• [Task] Every record that follows must be duplicated exactly, with images left out.
────────────────────
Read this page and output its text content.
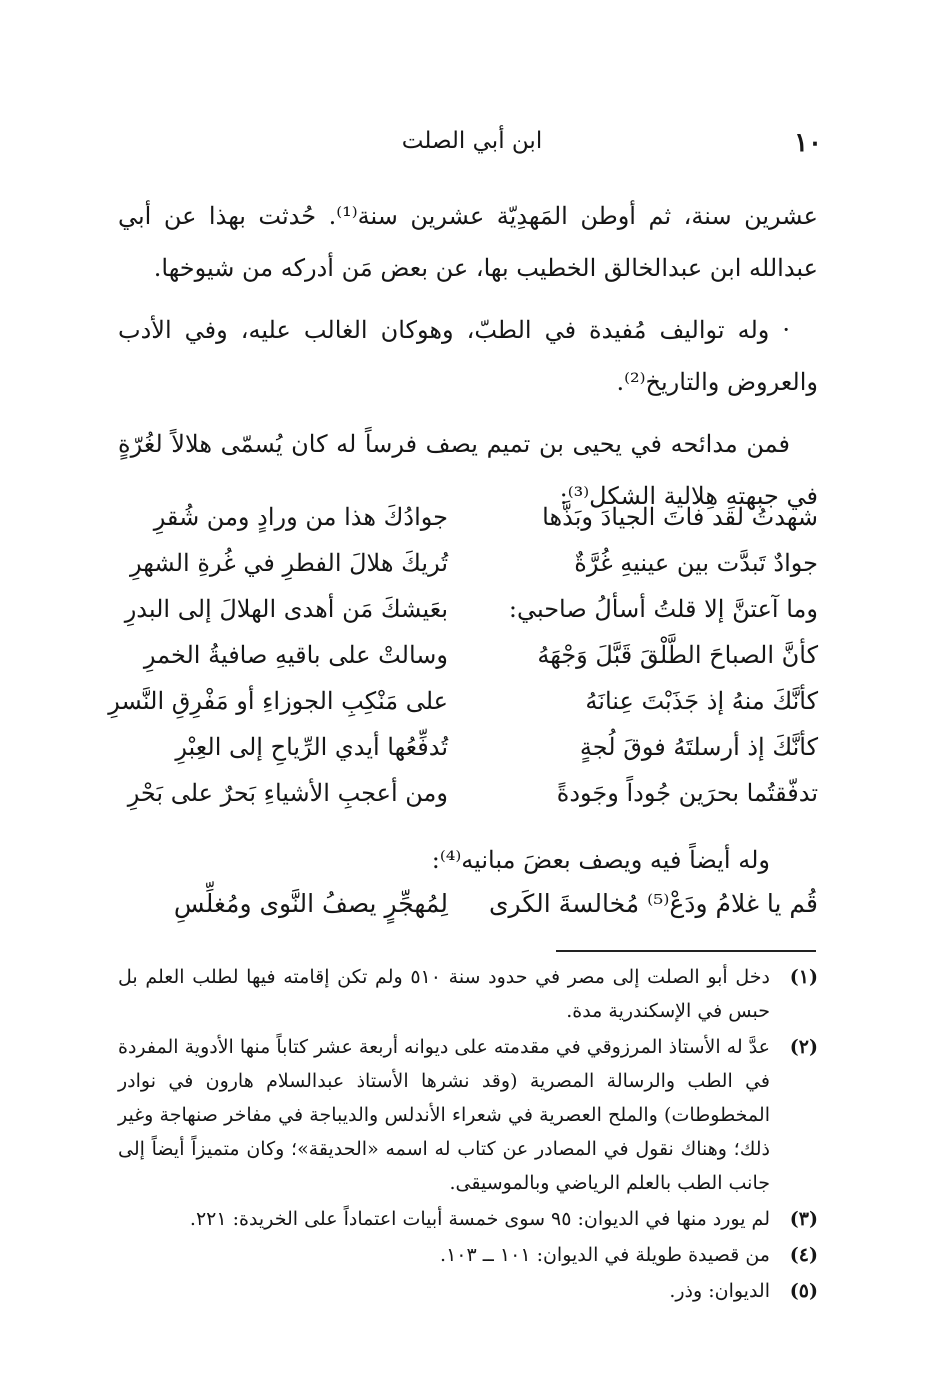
١٠
ابن أبي الصلت

عشرين سنة، ثم أوطن المَهدِيّة عشرين سنة⁽¹⁾. حُدثت بهذا عن أبي عبدالله ابن عبدالخالق الخطيب بها، عن بعض مَن أدركه من شيوخها.

· وله تواليف مُفيدة في الطبّ، وهوكان الغالب عليه، وفي الأدب والعروض والتاريخ⁽²⁾.

فمن مدائحه في يحيى بن تميم يصف فرساً له كان يُسمّى هلالاً لغُرّةٍ في جبهتهِ هِلالية الشكل⁽³⁾:

شهدتُ لقد فاتَ الجيادَ وبَذَّها
جوادُكَ هذا من ورادٍ ومن شُقرِ
جوادٌ تَبدَّت بين عينيهِ غُرَّةٌ
تُريكَ هلالَ الفطرِ في غُرةِ الشهرِ
وما آعتنَّ إلا قلتُ أسألُ صاحبي:
بعَيشكَ مَن أهدى الهلالَ إلى البدرِ
كأنَّ الصباحَ الطَّلْقَ قَبَّلَ وَجْهَهُ
وسالتْ على باقيهِ صافيةُ الخمرِ
كأنَّكَ منهُ إذ جَذَبْتَ عِنانَهُ
على مَنْكِبِ الجوزاءِ أو مَفْرِقِ النَّسرِ
كأنَّكَ إذ أرسلتَهُ فوقَ لُجةٍ
تُدفِّعُها أيدي الرِّياحِ إلى العِبْرِ
تدفّقتُما بحرَين جُوداً وجَودةً
ومن أعجبِ الأشياءِ بَحرٌ على بَحْرِ
وله أيضاً فيه ويصف بعضَ مبانيه⁽⁴⁾:
قُم يا غلامُ ودَعْ⁽⁵⁾ مُخالسةَ الكَرى
لِمُهجِّرٍ يصفُ النَّوى ومُغلِّسِ
(١)
دخل أبو الصلت إلى مصر في حدود سنة ٥١٠ ولم تكن إقامته فيها لطلب العلم بل حبس في الإسكندرية مدة.
(٢)
عدَّ له الأستاذ المرزوقي في مقدمته على ديوانه أربعة عشر كتاباً منها الأدوية المفردة في الطب والرسالة المصرية (وقد نشرها الأستاذ عبدالسلام هارون في نوادر المخطوطات) والملح العصرية في شعراء الأندلس والديباجة في مفاخر صنهاجة وغير ذلك؛ وهناك نقول في المصادر عن كتاب له اسمه «الحديقة»؛ وكان متميزاً أيضاً إلى جانب الطب بالعلم الرياضي وبالموسيقى.
(٣)
لم يورد منها في الديوان: ٩٥ سوى خمسة أبيات اعتماداً على الخريدة: ٢٢١.
(٤)
من قصيدة طويلة في الديوان: ١٠١ ــ ١٠٣.
(٥)
الديوان: وذر.
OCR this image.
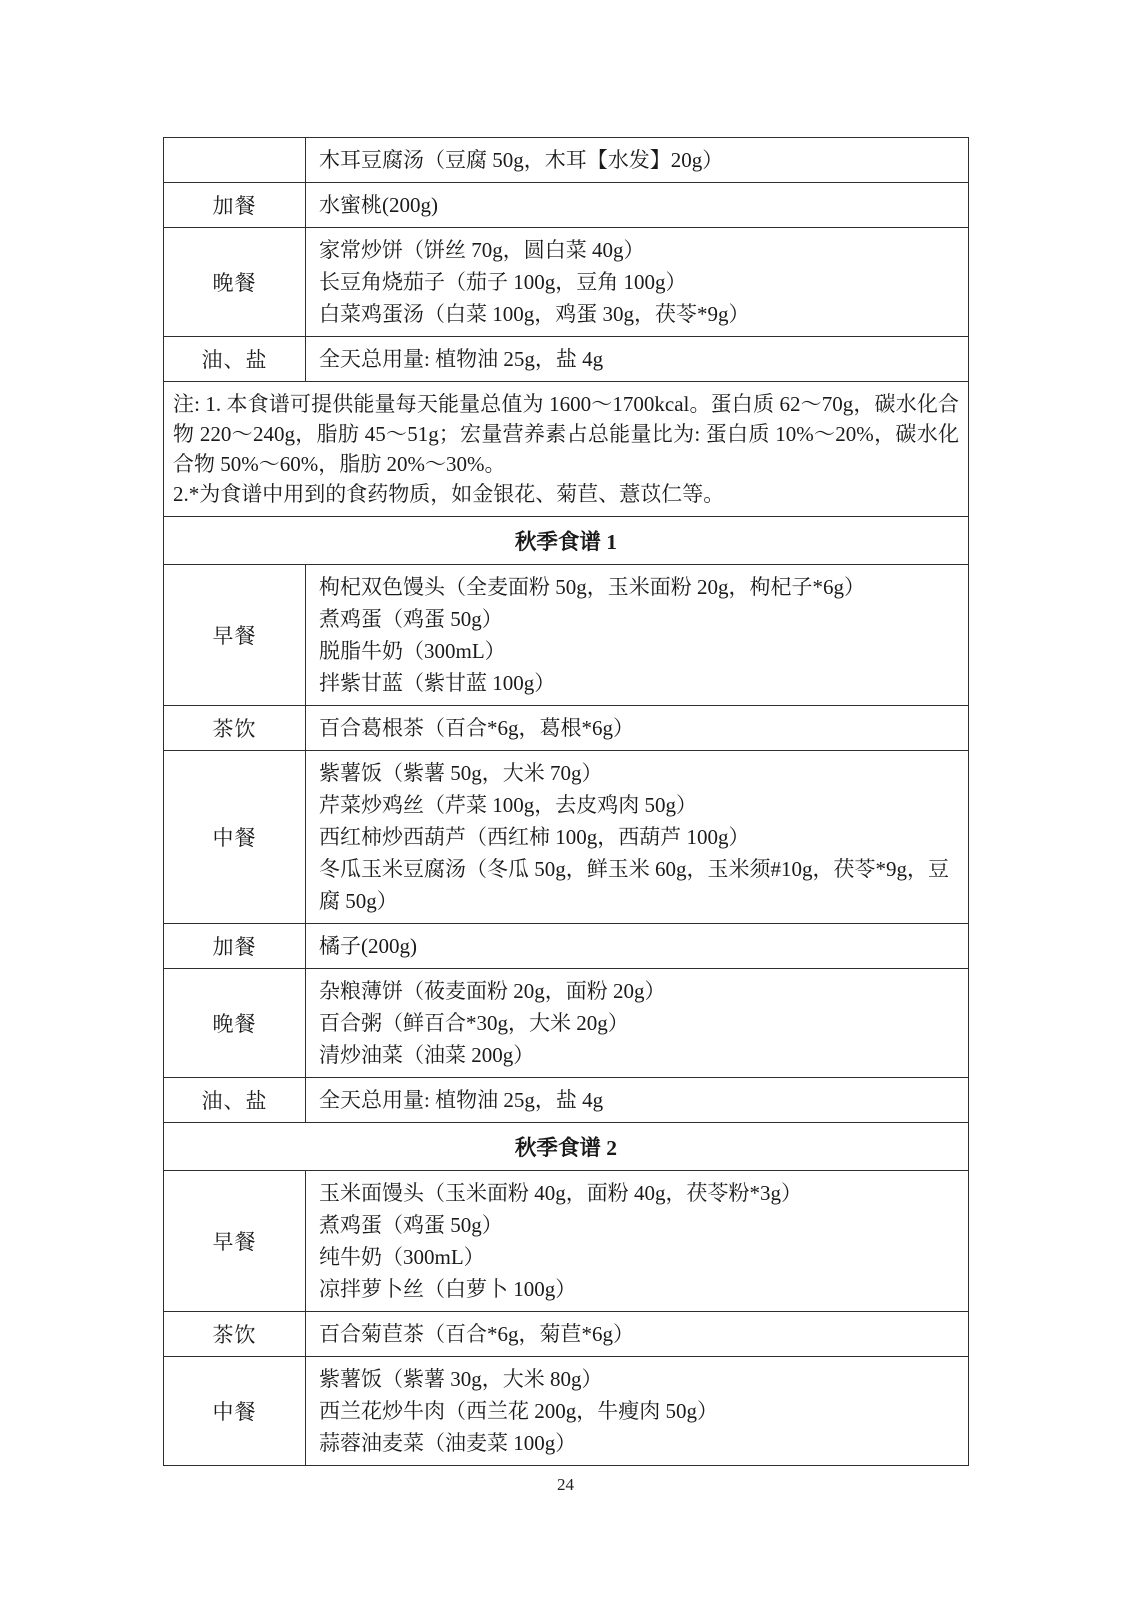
	木耳豆腐汤（豆腐 50g，木耳【水发】20g）

加餐	水蜜桃(200g)

晚餐	家常炒饼（饼丝 70g，圆白菜 40g）
长豆角烧茄子（茄子 100g，豆角 100g）
白菜鸡蛋汤（白菜 100g，鸡蛋 30g，茯苓*9g）

油、盐	全天总用量: 植物油 25g，盐 4g

注: 1. 本食谱可提供能量每天能量总值为 1600～1700kcal。蛋白质 62～70g，碳水化合物 220～240g，脂肪 45～51g；宏量营养素占总能量比为: 蛋白质 10%～20%，碳水化合物 50%～60%，脂肪 20%～30%。
2.*为食谱中用到的食药物质，如金银花、菊苣、薏苡仁等。	

秋季食谱 1	
早餐	枸杞双色馒头（全麦面粉 50g，玉米面粉 20g，枸杞子*6g）
煮鸡蛋（鸡蛋 50g）
脱脂牛奶（300mL）
拌紫甘蓝（紫甘蓝 100g）

茶饮	百合葛根茶（百合*6g，葛根*6g）

中餐	紫薯饭（紫薯 50g，大米 70g）
芹菜炒鸡丝（芹菜 100g，去皮鸡肉 50g）
西红柿炒西葫芦（西红柿 100g，西葫芦 100g）
冬瓜玉米豆腐汤（冬瓜 50g，鲜玉米 60g，玉米须#10g，茯苓*9g，豆腐 50g）

加餐	橘子(200g)

晚餐	杂粮薄饼（莜麦面粉 20g，面粉 20g）
百合粥（鲜百合*30g，大米 20g）
清炒油菜（油菜 200g）

油、盐	全天总用量: 植物油 25g，盐 4g

秋季食谱 2	
早餐	玉米面馒头（玉米面粉 40g，面粉 40g，茯苓粉*3g）
煮鸡蛋（鸡蛋 50g）
纯牛奶（300mL）
凉拌萝卜丝（白萝卜 100g）

茶饮	百合菊苣茶（百合*6g，菊苣*6g）

中餐	紫薯饭（紫薯 30g，大米 80g）
西兰花炒牛肉（西兰花 200g，牛瘦肉 50g）
蒜蓉油麦菜（油麦菜 100g）
24
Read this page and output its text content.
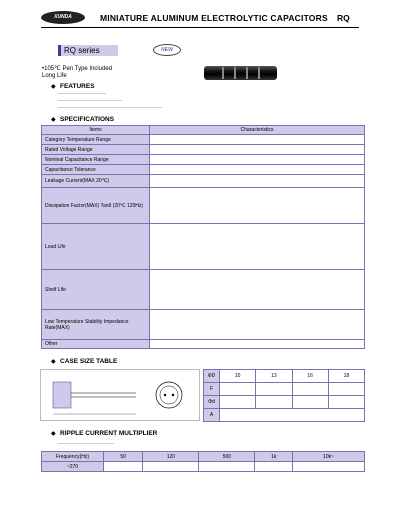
XUNDA	MINIATURE ALUMINUM ELECTROLYTIC CAPACITORS RQ
RQ series	NEW
•105℃ Pen Type Included
Long Life
◆ FEATURES
◆ SPECIFICATIONS
Items	Characteristics
Category Temperature Range	
Rated Voltage Range	
Nominal Capacitance Range	
Capacitance Tolerance	
Leakage Current(MAX 20℃)	
Dissipation Factor(MAX) Tanδ (20℃ 120Hz)	
Load Life	
Shelf Life	
Low Temperature Stability Impedance Rate(MAX)	
Other	
◆ CASE SIZE TABLE
ΦD	10	13	16	18
F				
Φd				
A				
◆ RIPPLE CURRENT MULTIPLIER
Frequency(Hz)	50	120	500	1k	10k~
~270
────────────────────
• [Answer to this problem]
Read this page and output its text content.
١٠
ابن أبي الصلت

عشرين سنة، ثم أوطن المَهدِيّة عشرين سنة⁽¹⁾. حُدثت بهذا عن أبي عبدالله ابن عبدالخالق الخطيب بها، عن بعض مَن أدركه من شيوخها.

· وله تواليف مُفيدة في الطبّ، وهوكان الغالب عليه، وفي الأدب والعروض والتاريخ⁽²⁾.

فمن مدائحه في يحيى بن تميم يصف فرساً له كان يُسمّى هلالاً لغُرّةٍ في جبهتهِ هِلالية الشكل⁽³⁾:

شهدتُ لقد فاتَ الجيادَ وبَذَّها
جوادُكَ هذا من ورادٍ ومن شُقرِ
جوادٌ تَبدَّت بين عينيهِ غُرَّةٌ
تُريكَ هلالَ الفطرِ في غُرةِ الشهرِ
وما آعتنَّ إلا قلتُ أسألُ صاحبي:
بعَيشكَ مَن أهدى الهلالَ إلى البدرِ
كأنَّ الصباحَ الطَّلْقَ قَبَّلَ وَجْهَهُ
وسالتْ على باقيهِ صافيةُ الخمرِ
كأنَّكَ منهُ إذ جَذَبْتَ عِنانَهُ
على مَنْكِبِ الجوزاءِ أو مَفْرِقِ النَّسرِ
كأنَّكَ إذ أرسلتَهُ فوقَ لُجةٍ
تُدفِّعُها أيدي الرِّياحِ إلى العِبْرِ
تدفّقتُما بحرَين جُوداً وجَودةً
ومن أعجبِ الأشياءِ بَحرٌ على بَحْرِ
وله أيضاً فيه ويصف بعضَ مبانيه⁽⁴⁾:
قُم يا غلامُ ودَعْ⁽⁵⁾ مُخالسةَ الكَرى
لِمُهجِّرٍ يصفُ النَّوى ومُغلِّسِ
(١)
دخل أبو الصلت إلى مصر في حدود سنة ٥١٠ ولم تكن إقامته فيها لطلب العلم بل حبس في الإسكندرية مدة.
(٢)
عدَّ له الأستاذ المرزوقي في مقدمته على ديوانه أربعة عشر كتاباً منها الأدوية المفردة في الطب والرسالة المصرية (وقد نشرها الأستاذ عبدالسلام هارون في نوادر المخطوطات) والملح العصرية في شعراء الأندلس والديباجة في مفاخر صنهاجة وغير ذلك؛ وهناك نقول في المصادر عن كتاب له اسمه «الحديقة»؛ وكان متميزاً أيضاً إلى جانب الطب بالعلم الرياضي وبالموسيقى.
(٣)
لم يورد منها في الديوان: ٩٥ سوى خمسة أبيات اعتماداً على الخريدة: ٢٢١.
(٤)
من قصيدة طويلة في الديوان: ١٠١ ــ ١٠٣.
(٥)
الديوان: وذر.
OCR this image.
	木耳豆腐汤（豆腐 50g，木耳【水发】20g）

加餐	水蜜桃(200g)

晚餐	家常炒饼（饼丝 70g，圆白菜 40g）
长豆角烧茄子（茄子 100g，豆角 100g）
白菜鸡蛋汤（白菜 100g，鸡蛋 30g，茯苓*9g）

油、盐	全天总用量: 植物油 25g，盐 4g

注: 1. 本食谱可提供能量每天能量总值为 1600～1700kcal。蛋白质 62～70g，碳水化合物 220～240g，脂肪 45～51g；宏量营养素占总能量比为: 蛋白质 10%～20%，碳水化合物 50%～60%，脂肪 20%～30%。
2.*为食谱中用到的食药物质，如金银花、菊苣、薏苡仁等。	

秋季食谱 1	
早餐	枸杞双色馒头（全麦面粉 50g，玉米面粉 20g，枸杞子*6g）
煮鸡蛋（鸡蛋 50g）
脱脂牛奶（300mL）
拌紫甘蓝（紫甘蓝 100g）

茶饮	百合葛根茶（百合*6g，葛根*6g）

中餐	紫薯饭（紫薯 50g，大米 70g）
芹菜炒鸡丝（芹菜 100g，去皮鸡肉 50g）
西红柿炒西葫芦（西红柿 100g，西葫芦 100g）
冬瓜玉米豆腐汤（冬瓜 50g，鲜玉米 60g，玉米须#10g，茯苓*9g，豆腐 50g）

加餐	橘子(200g)

晚餐	杂粮薄饼（莜麦面粉 20g，面粉 20g）
百合粥（鲜百合*30g，大米 20g）
清炒油菜（油菜 200g）

油、盐	全天总用量: 植物油 25g，盐 4g

秋季食谱 2	
早餐	玉米面馒头（玉米面粉 40g，面粉 40g，茯苓粉*3g）
煮鸡蛋（鸡蛋 50g）
纯牛奶（300mL）
凉拌萝卜丝（白萝卜 100g）

茶饮	百合菊苣茶（百合*6g，菊苣*6g）

中餐	紫薯饭（紫薯 30g，大米 80g）
西兰花炒牛肉（西兰花 200g，牛瘦肉 50g）
蒜蓉油麦菜（油麦菜 100g）
24
Read this page and output its text content.
XUNDA	MINIATURE ALUMINUM ELECTROLYTIC CAPACITORS RQ
RQ series	NEW
•105℃ Pen Type Included
Long Life
◆ FEATURES
◆ SPECIFICATIONS
Items	Characteristics
Category Temperature Range	
Rated Voltage Range	
Nominal Capacitance Range	
Capacitance Tolerance	
Leakage Current(MAX 20℃)	
Dissipation Factor(MAX) Tanδ (20℃ 120Hz)	
Load Life	
Shelf Life	
Low Temperature Stability Impedance Rate(MAX)	
Other	
◆ CASE SIZE TABLE
ΦD	10	13	16	18
F				
Φd				
A				
◆ RIPPLE CURRENT MULTIPLIER
Frequency(Hz)	50	120	500	1k	10k~
~270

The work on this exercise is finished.